# Exercise details
Return every record below exactly as written, omitting any pictures.

(A run of records)
☆ ☆ ☆ ☆

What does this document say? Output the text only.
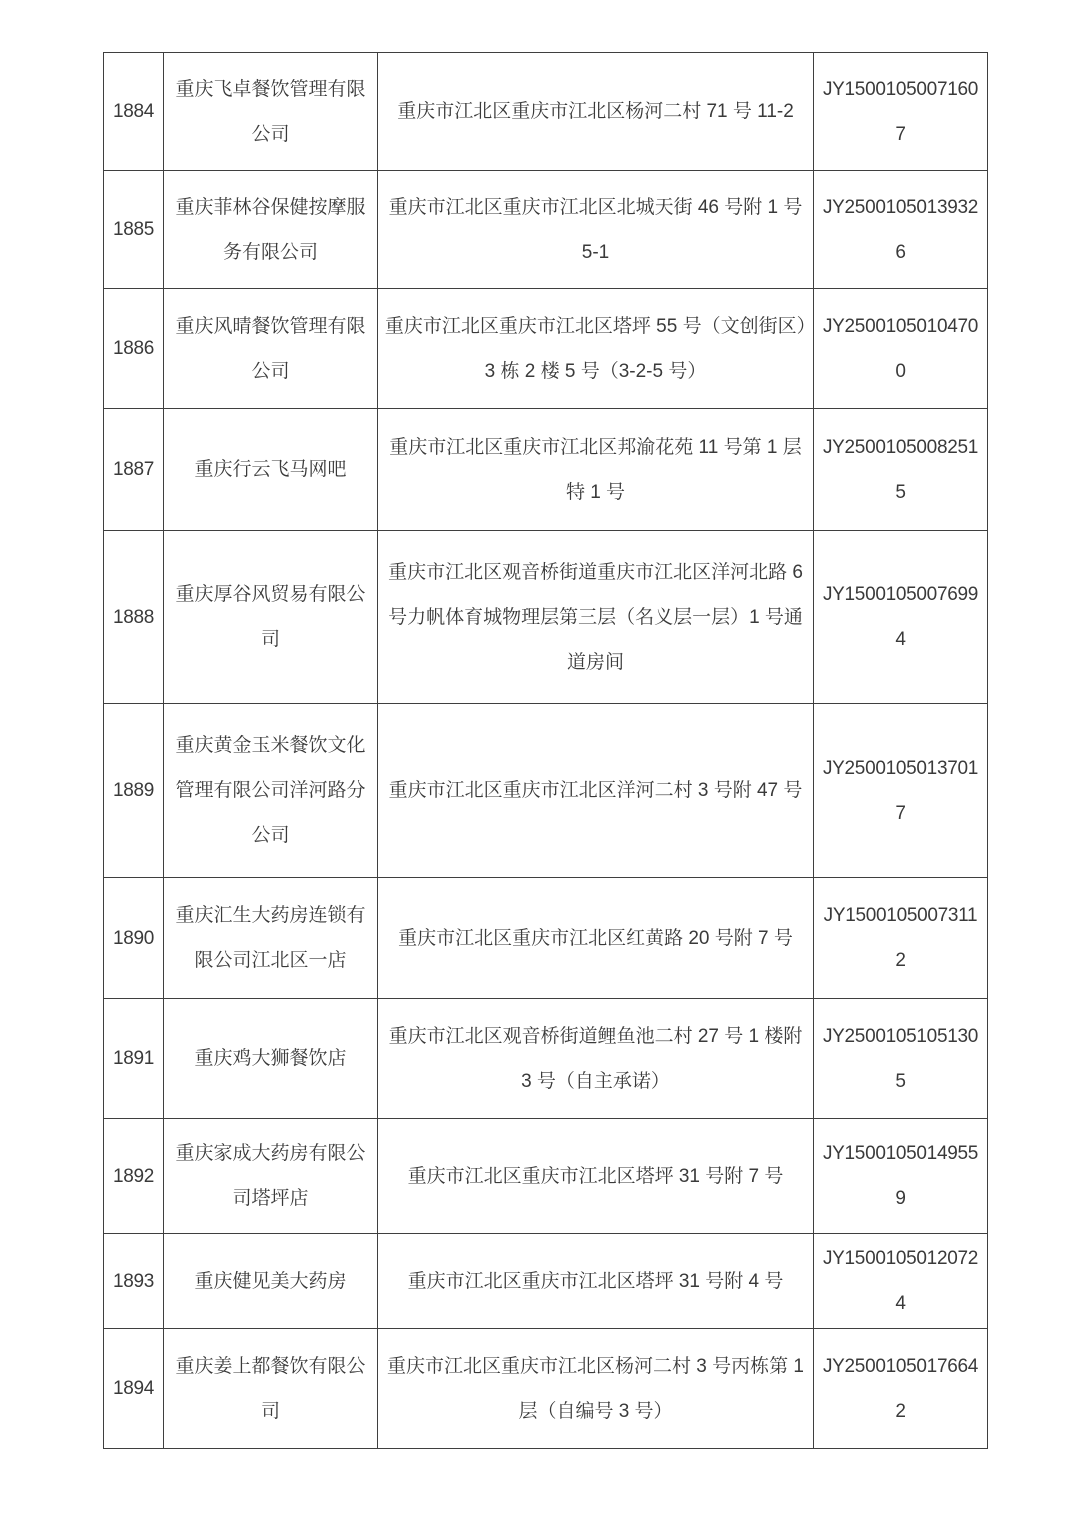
1884	重庆飞卓餐饮管理有限公司	重庆市江北区重庆市江北区杨河二村 71 号 11-2	JY15001050071607
1885	重庆菲林谷保健按摩服务有限公司	重庆市江北区重庆市江北区北城天街 46 号附 1 号 5-1	JY25001050139326
1886	重庆风晴餐饮管理有限公司	重庆市江北区重庆市江北区塔坪 55 号（文创街区）3 栋 2 楼 5 号（3-2-5 号）	JY25001050104700
1887	重庆行云飞马网吧	重庆市江北区重庆市江北区邦渝花苑 11 号第 1 层特 1 号	JY25001050082515
1888	重庆厚谷风贸易有限公司	重庆市江北区观音桥街道重庆市江北区洋河北路 6 号力帆体育城物理层第三层（名义层一层）1 号通道房间	JY15001050076994
1889	重庆黄金玉米餐饮文化管理有限公司洋河路分公司	重庆市江北区重庆市江北区洋河二村 3 号附 47 号	JY25001050137017
1890	重庆汇生大药房连锁有限公司江北区一店	重庆市江北区重庆市江北区红黄路 20 号附 7 号	JY15001050073112
1891	重庆鸡大狮餐饮店	重庆市江北区观音桥街道鲤鱼池二村 27 号 1 楼附 3 号（自主承诺）	JY25001051051305
1892	重庆家成大药房有限公司塔坪店	重庆市江北区重庆市江北区塔坪 31 号附 7 号	JY15001050149559
1893	重庆健见美大药房	重庆市江北区重庆市江北区塔坪 31 号附 4 号	JY15001050120724
1894	重庆姜上都餐饮有限公司	重庆市江北区重庆市江北区杨河二村 3 号丙栋第 1 层（自编号 3 号）	JY25001050176642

☆ ☆ ☆ ☆

# Task solution
What does this document say? Output the text only.
1884	重庆飞卓餐饮管理有限公司	重庆市江北区重庆市江北区杨河二村 71 号 11-2	JY15001050071607
1885	重庆菲林谷保健按摩服务有限公司	重庆市江北区重庆市江北区北城天街 46 号附 1 号 5-1	JY25001050139326
1886	重庆风晴餐饮管理有限公司	重庆市江北区重庆市江北区塔坪 55 号（文创街区）3 栋 2 楼 5 号（3-2-5 号）	JY25001050104700
1887	重庆行云飞马网吧	重庆市江北区重庆市江北区邦渝花苑 11 号第 1 层特 1 号	JY25001050082515
1888	重庆厚谷风贸易有限公司	重庆市江北区观音桥街道重庆市江北区洋河北路 6 号力帆体育城物理层第三层（名义层一层）1 号通道房间	JY15001050076994
1889	重庆黄金玉米餐饮文化管理有限公司洋河路分公司	重庆市江北区重庆市江北区洋河二村 3 号附 47 号	JY25001050137017
1890	重庆汇生大药房连锁有限公司江北区一店	重庆市江北区重庆市江北区红黄路 20 号附 7 号	JY15001050073112
1891	重庆鸡大狮餐饮店	重庆市江北区观音桥街道鲤鱼池二村 27 号 1 楼附 3 号（自主承诺）	JY25001051051305
1892	重庆家成大药房有限公司塔坪店	重庆市江北区重庆市江北区塔坪 31 号附 7 号	JY15001050149559
1893	重庆健见美大药房	重庆市江北区重庆市江北区塔坪 31 号附 4 号	JY15001050120724
1894	重庆姜上都餐饮有限公司	重庆市江北区重庆市江北区杨河二村 3 号丙栋第 1 层（自编号 3 号）	JY25001050176642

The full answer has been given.